→ **Text segment**:
• • •

As of 2022, there were approximately 1.2 million victims of US government abduction being held on US soil. Just to put things into perspective.

[–] 420blazeit69@hexbear.net 12 points 1 year ago (2 children)

This is not a good comparison and isn't necessary to show this report is bullshit. It isn't even internally coherent:

"Indeed, the official methodology involves kidnapping," Harth said. "Citizens are persuaded to return..."

They're talking about China telling its citizens to return, which is nothing like kidnapping, but they're calling it that anyway to gin up outrage. Between that and the telltale "Chinese Communist Party" mislabeling, they're obviously not interested in doing any sort of objective analysis.

[–] pearsaltchocolatebar@discuss.online 6 points 1 year ago (2 children)

Yes, the CCP is notorious for being super friendly when persuading people. They would never ever threaten a person's entire family to get people to step in line.

Grabbing a person off the streets and throwing them into a van isn't the only method of kidnapping.

[–] 420blazeit69@hexbear.net 6 points 1 year ago

Pg. 18 of the full report, linked in the post:

Ye is the former mayor of Chuanliao Town Government in Qingtian County, Zhejiang. Accused of bribery, he fled to Milan, Italy, in July 2001.

In December 2014, the Zhejiang Public Security Department and the Protectorate sent a joint working group to Italy and Spain to carry out persuade to return operations of fugitives from the Lishui and Wenzhou areas.

After being persuaded face-to-face by the working group, Ye flew back to China with the working group to surrender himself on December 23, 2014.

Not only is there no evidence of what you're suggesting, but this anti-China group's own report paints a pretty mundane picture.

Their strategy is to create an unfalsifiable position:

  1. Print a bunch of "China Bad" bullshit, like this report.
  2. People skim the headlines and think "China Bad."
  3. Other people read the report and point out how the facts presented don't show anything objectionable.
  4. The first group thinks "but we all know China Bad, so I'll just read that into the facts, no matter how tame they are."
[–] ShimmeringKoi@hexbear.net 2 points 1 year ago* (last edited 1 year ago)

• • •

→ **The task**: Copy the forum thread above word for word, from start to end.

→ **Raw records**:
• • •

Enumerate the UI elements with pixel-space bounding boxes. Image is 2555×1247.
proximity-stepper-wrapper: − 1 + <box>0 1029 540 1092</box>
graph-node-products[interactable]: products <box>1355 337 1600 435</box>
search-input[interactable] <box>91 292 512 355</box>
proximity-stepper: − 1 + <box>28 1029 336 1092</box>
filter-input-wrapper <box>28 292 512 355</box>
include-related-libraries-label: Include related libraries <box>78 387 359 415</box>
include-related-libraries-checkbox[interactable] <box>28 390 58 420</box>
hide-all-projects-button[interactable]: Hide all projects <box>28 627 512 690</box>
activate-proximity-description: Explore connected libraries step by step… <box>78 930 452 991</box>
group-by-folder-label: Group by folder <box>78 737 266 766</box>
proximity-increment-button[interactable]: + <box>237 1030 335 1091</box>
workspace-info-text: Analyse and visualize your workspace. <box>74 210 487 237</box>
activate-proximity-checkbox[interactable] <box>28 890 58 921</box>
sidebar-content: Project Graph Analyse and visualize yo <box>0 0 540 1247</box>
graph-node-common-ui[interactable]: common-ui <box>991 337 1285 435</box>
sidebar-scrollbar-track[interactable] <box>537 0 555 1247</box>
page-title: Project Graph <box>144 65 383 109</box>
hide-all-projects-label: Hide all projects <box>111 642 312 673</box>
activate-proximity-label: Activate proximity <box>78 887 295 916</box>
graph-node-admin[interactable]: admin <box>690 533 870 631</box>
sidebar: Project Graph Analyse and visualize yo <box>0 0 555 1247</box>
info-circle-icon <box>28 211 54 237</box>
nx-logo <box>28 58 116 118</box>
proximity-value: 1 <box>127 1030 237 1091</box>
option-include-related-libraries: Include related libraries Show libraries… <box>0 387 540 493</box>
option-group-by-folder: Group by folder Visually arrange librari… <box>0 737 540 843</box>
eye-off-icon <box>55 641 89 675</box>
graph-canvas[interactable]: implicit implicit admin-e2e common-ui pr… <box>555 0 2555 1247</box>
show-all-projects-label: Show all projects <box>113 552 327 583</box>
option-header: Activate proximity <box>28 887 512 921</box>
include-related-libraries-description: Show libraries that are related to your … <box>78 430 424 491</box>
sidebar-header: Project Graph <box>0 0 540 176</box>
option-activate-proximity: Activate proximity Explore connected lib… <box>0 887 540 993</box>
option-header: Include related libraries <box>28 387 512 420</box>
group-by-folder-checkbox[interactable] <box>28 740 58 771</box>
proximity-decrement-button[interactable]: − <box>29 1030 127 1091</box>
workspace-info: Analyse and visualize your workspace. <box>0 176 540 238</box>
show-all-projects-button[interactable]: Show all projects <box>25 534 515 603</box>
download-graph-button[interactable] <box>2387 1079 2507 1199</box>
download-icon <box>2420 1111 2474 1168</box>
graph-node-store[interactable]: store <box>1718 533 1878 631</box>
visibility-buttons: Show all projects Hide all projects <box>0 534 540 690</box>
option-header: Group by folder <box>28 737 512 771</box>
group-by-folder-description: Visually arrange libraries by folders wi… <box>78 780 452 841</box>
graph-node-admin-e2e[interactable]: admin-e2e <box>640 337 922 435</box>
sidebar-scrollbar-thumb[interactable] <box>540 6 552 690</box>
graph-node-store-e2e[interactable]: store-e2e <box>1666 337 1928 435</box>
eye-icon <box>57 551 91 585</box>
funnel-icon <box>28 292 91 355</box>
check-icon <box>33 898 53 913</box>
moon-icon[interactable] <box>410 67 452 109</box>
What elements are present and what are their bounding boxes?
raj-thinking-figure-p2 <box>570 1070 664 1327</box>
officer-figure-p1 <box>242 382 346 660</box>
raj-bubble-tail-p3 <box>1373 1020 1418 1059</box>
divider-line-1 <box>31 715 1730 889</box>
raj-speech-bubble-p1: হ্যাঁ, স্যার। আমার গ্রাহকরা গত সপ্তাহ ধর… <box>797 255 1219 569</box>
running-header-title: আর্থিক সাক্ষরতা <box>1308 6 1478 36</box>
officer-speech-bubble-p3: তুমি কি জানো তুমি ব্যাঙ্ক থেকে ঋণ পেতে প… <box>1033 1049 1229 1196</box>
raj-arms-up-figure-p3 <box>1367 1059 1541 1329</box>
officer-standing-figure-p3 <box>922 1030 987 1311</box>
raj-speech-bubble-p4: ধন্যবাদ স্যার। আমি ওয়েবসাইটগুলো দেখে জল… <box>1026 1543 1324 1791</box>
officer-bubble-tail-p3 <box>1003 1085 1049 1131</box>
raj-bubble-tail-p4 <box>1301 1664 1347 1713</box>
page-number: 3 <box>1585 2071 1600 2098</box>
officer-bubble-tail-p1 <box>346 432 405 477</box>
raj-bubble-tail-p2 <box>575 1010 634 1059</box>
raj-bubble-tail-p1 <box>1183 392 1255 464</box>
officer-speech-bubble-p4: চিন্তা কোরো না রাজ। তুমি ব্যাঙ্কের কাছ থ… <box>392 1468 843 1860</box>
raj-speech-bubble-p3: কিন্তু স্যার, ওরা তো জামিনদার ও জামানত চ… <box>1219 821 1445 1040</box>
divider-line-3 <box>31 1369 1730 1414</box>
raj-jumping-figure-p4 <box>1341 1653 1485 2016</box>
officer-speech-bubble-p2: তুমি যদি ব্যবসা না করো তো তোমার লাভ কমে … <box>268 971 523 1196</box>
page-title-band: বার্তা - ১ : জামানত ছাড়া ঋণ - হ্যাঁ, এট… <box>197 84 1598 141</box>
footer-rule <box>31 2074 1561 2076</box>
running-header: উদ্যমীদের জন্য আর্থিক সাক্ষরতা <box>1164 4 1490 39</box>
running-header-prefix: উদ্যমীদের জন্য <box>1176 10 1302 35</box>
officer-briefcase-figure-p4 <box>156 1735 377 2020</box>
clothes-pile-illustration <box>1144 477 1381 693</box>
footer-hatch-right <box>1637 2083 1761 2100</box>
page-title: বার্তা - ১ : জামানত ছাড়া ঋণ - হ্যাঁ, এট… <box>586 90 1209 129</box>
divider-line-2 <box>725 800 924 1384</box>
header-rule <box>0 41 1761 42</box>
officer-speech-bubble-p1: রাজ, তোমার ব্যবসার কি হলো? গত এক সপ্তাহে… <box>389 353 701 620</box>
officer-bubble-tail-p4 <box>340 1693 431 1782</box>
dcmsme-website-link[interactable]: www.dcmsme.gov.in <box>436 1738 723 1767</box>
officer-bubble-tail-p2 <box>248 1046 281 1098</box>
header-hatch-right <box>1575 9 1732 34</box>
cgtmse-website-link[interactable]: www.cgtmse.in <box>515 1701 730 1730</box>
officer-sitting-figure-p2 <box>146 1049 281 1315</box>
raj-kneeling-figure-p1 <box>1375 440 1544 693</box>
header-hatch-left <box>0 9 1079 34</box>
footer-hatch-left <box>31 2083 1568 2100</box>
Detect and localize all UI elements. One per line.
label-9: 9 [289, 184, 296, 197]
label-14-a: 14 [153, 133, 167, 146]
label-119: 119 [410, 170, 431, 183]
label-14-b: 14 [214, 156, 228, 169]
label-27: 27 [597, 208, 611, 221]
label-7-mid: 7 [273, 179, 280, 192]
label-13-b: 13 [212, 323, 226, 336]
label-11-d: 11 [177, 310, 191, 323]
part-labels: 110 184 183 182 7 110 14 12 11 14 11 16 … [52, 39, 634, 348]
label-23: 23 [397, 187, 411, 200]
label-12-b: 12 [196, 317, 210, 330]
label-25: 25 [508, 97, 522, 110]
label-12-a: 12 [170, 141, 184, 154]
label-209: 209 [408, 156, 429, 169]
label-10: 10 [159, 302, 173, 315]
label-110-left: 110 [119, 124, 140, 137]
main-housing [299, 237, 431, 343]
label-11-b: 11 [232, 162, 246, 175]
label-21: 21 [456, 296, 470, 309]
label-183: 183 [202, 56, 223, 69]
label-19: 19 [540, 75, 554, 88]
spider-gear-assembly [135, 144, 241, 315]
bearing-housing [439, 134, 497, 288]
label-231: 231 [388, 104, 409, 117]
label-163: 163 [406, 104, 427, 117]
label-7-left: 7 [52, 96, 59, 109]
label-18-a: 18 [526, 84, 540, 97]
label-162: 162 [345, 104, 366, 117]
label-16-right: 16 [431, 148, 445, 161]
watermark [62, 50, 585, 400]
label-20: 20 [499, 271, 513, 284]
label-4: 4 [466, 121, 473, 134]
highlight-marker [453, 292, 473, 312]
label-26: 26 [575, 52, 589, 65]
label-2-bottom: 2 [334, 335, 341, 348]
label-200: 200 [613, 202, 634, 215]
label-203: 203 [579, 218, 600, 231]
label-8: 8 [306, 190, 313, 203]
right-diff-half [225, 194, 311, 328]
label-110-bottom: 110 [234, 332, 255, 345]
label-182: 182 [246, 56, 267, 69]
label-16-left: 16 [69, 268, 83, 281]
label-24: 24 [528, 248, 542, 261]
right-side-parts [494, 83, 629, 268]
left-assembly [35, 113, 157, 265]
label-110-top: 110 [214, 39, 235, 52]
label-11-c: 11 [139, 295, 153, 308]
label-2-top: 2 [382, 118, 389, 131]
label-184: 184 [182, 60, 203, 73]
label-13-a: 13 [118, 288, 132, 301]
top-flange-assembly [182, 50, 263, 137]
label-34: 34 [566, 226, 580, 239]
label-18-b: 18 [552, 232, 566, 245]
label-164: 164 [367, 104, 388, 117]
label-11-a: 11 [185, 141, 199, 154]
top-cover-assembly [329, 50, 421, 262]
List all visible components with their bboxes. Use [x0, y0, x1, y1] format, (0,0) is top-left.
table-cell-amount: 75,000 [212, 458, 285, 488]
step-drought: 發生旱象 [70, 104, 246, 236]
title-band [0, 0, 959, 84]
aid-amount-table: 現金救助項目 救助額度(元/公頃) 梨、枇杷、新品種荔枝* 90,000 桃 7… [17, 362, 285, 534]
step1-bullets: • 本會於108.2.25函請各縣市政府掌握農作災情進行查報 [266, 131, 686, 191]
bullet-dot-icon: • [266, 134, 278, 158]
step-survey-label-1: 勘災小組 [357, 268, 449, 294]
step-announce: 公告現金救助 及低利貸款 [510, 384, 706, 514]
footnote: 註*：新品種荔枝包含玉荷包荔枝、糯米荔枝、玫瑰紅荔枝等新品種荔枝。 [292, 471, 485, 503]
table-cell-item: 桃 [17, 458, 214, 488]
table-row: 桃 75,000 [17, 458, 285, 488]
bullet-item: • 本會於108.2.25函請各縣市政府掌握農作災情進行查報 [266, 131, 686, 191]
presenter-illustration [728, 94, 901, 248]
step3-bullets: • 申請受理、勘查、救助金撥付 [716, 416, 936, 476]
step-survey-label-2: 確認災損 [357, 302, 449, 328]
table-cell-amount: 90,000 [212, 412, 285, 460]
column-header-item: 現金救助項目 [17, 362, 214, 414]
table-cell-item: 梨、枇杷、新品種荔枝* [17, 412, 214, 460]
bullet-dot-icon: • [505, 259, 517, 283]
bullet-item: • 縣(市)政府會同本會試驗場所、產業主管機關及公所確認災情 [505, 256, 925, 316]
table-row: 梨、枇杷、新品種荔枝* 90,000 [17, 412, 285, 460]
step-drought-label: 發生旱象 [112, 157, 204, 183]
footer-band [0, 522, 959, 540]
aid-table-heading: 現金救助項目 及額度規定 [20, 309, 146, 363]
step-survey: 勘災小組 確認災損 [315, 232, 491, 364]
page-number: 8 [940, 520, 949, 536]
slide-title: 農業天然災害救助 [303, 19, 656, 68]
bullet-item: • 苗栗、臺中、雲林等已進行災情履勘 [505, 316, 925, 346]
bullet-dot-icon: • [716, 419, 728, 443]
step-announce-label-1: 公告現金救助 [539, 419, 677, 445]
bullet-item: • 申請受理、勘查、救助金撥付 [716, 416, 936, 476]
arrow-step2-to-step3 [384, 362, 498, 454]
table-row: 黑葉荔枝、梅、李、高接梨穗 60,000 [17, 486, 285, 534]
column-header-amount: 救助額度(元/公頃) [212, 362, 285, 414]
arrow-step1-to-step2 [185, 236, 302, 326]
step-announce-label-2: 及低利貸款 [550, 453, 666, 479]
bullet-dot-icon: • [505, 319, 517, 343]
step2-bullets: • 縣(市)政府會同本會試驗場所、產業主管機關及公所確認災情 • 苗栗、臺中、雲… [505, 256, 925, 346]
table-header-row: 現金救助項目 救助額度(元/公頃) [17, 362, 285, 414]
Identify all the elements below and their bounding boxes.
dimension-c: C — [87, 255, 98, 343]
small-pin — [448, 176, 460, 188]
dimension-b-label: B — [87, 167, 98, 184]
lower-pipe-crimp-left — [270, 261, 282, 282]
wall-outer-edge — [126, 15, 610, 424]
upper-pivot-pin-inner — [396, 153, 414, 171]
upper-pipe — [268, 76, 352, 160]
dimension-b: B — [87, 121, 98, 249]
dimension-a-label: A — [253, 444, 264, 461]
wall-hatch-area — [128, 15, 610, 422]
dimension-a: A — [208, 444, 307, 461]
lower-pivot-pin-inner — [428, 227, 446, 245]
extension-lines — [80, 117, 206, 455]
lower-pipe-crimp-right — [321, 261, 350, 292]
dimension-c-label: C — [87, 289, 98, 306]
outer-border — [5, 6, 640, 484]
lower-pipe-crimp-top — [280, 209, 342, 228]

• • •

→ **Written solution**:
As of 2022, there were approximately 1.2 million victims of US government abduction being held on US soil. Just to put things into perspective.

[–] 420blazeit69@hexbear.net 12 points 1 year ago (2 children)

This is not a good comparison and isn't necessary to show this report is bullshit. It isn't even internally coherent:

"Indeed, the official methodology involves kidnapping," Harth said. "Citizens are persuaded to return..."

They're talking about China telling its citizens to return, which is nothing like kidnapping, but they're calling it that anyway to gin up outrage. Between that and the telltale "Chinese Communist Party" mislabeling, they're obviously not interested in doing any sort of objective analysis.

[–] pearsaltchocolatebar@discuss.online 6 points 1 year ago (2 children)

Yes, the CCP is notorious for being super friendly when persuading people. They would never ever threaten a person's entire family to get people to step in line.

Grabbing a person off the streets and throwing them into a van isn't the only method of kidnapping.

[–] 420blazeit69@hexbear.net 6 points 1 year ago

Pg. 18 of the full report, linked in the post:

Ye is the former mayor of Chuanliao Town Government in Qingtian County, Zhejiang. Accused of bribery, he fled to Milan, Italy, in July 2001.

In December 2014, the Zhejiang Public Security Department and the Protectorate sent a joint working group to Italy and Spain to carry out persuade to return operations of fugitives from the Lishui and Wenzhou areas.

After being persuaded face-to-face by the working group, Ye flew back to China with the working group to surrender himself on December 23, 2014.

Not only is there no evidence of what you're suggesting, but this anti-China group's own report paints a pretty mundane picture.

Their strategy is to create an unfalsifiable position:

  1. Print a bunch of "China Bad" bullshit, like this report.
  2. People skim the headlines and think "China Bad."
  3. Other people read the report and point out how the facts presented don't show anything objectionable.
  4. The first group thinks "but we all know China Bad, so I'll just read that into the facts, no matter how tame they are."
[–] ShimmeringKoi@hexbear.net 2 points 1 year ago* (last edited 1 year ago)